Aim of the task: Locate the word "заместитель" in the data below, then copy every line that holds it.

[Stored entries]
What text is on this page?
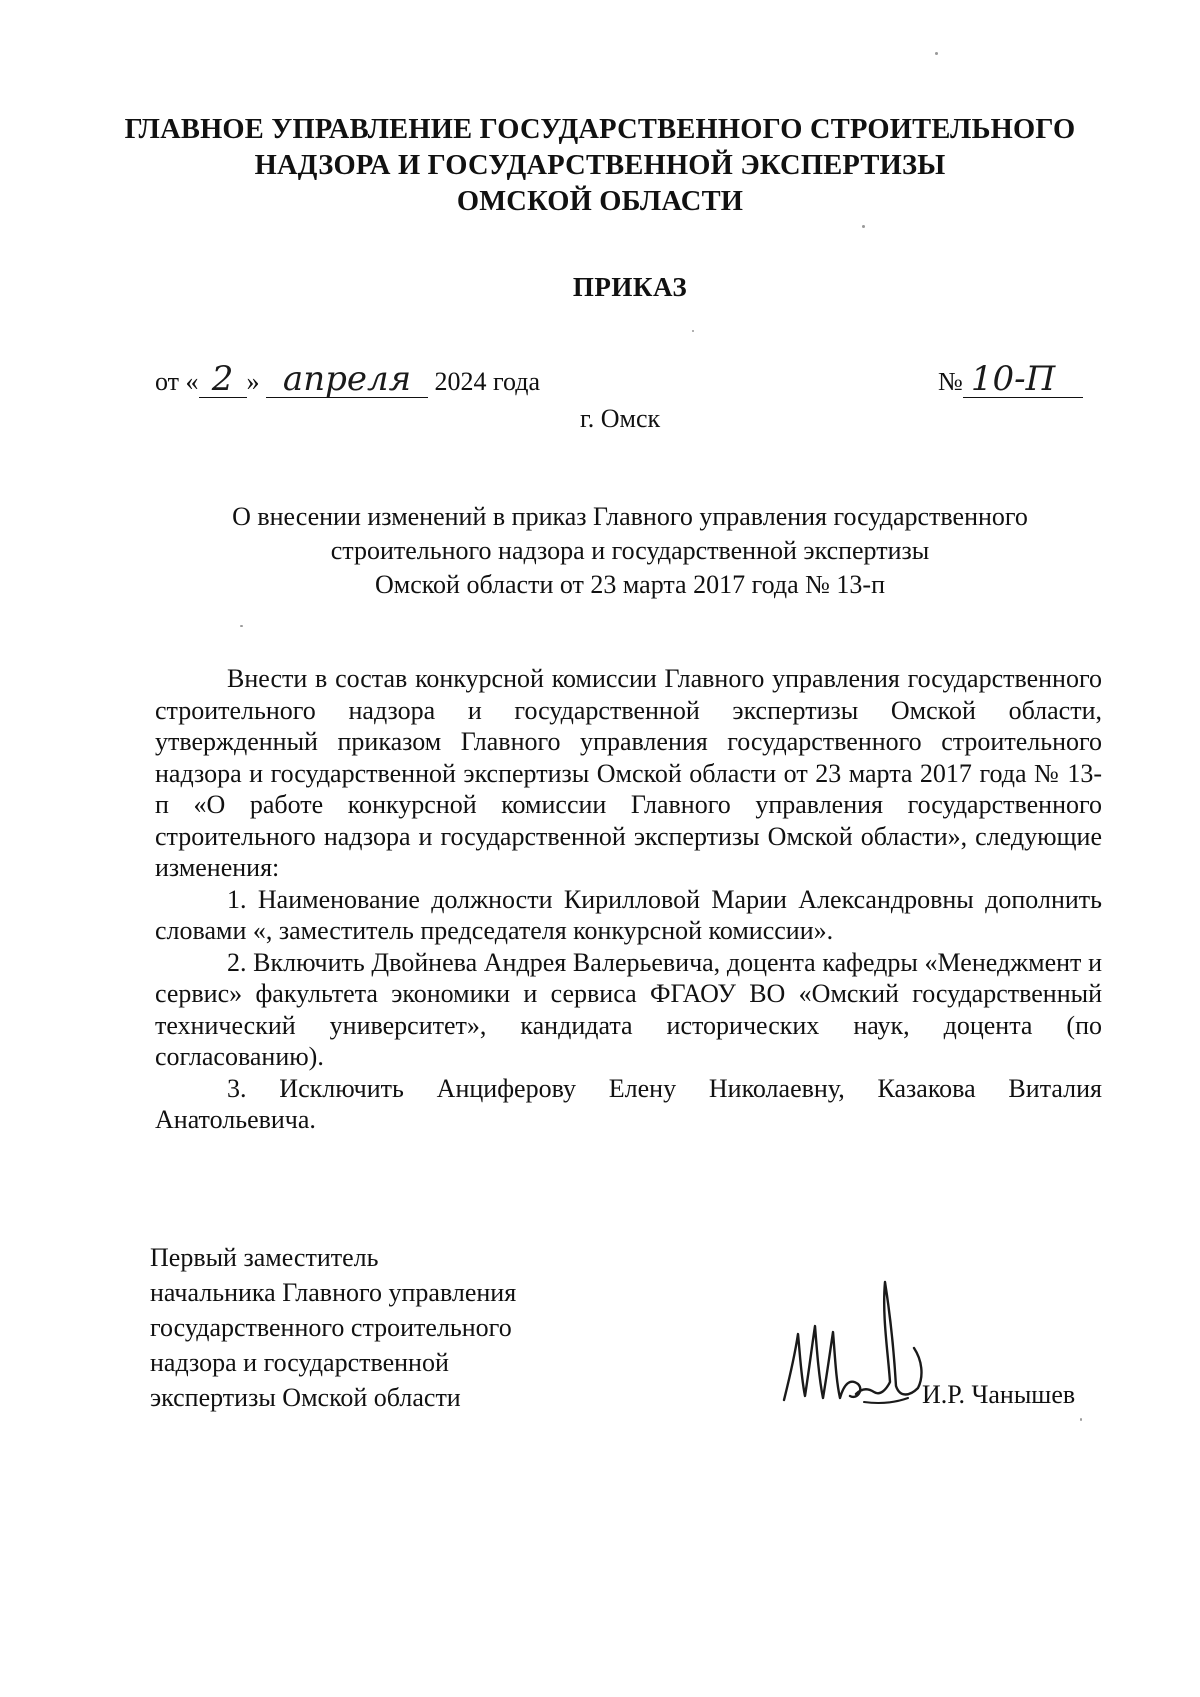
ГЛАВНОЕ УПРАВЛЕНИЕ ГОСУДАРСТВЕННОГО СТРОИТЕЛЬНОГО
НАДЗОРА И ГОСУДАРСТВЕННОЙ ЭКСПЕРТИЗЫ
ОМСКОЙ ОБЛАСТИ
ПРИКАЗ
от « 2 » апреля 2024 года	№ 10-П
г. Омск
О внесении изменений в приказ Главного управления государственного
строительного надзора и государственной экспертизы
Омской области от 23 марта 2017 года № 13-п

Внести в состав конкурсной комиссии Главного управления государственного строительного надзора и государственной экспертизы Омской области, утвержденный приказом Главного управления государственного строительного надзора и государственной экспертизы Омской области от 23 марта 2017 года № 13-п «О работе конкурсной комиссии Главного управления государственного строительного надзора и государственной экспертизы Омской области», следующие изменения:

1. Наименование должности Кирилловой Марии Александровны дополнить словами «, заместитель председателя конкурсной комиссии».

2. Включить Двойнева Андрея Валерьевича, доцента кафедры «Менеджмент и сервис» факультета экономики и сервиса ФГАОУ ВО «Омский государственный технический университет», кандидата исторических наук, доцента (по согласованию).

3. Исключить Анциферову Елену Николаевну, Казакова Виталия Анатольевича.

Первый заместитель
начальника Главного управления
государственного строительного
надзора и государственной
экспертизы Омской области	И.Р. Чанышев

Written response:
1. Наименование должности Кирилловой Марии Александровны дополнить словами «, заместитель председателя конкурсной комиссии».
Первый заместитель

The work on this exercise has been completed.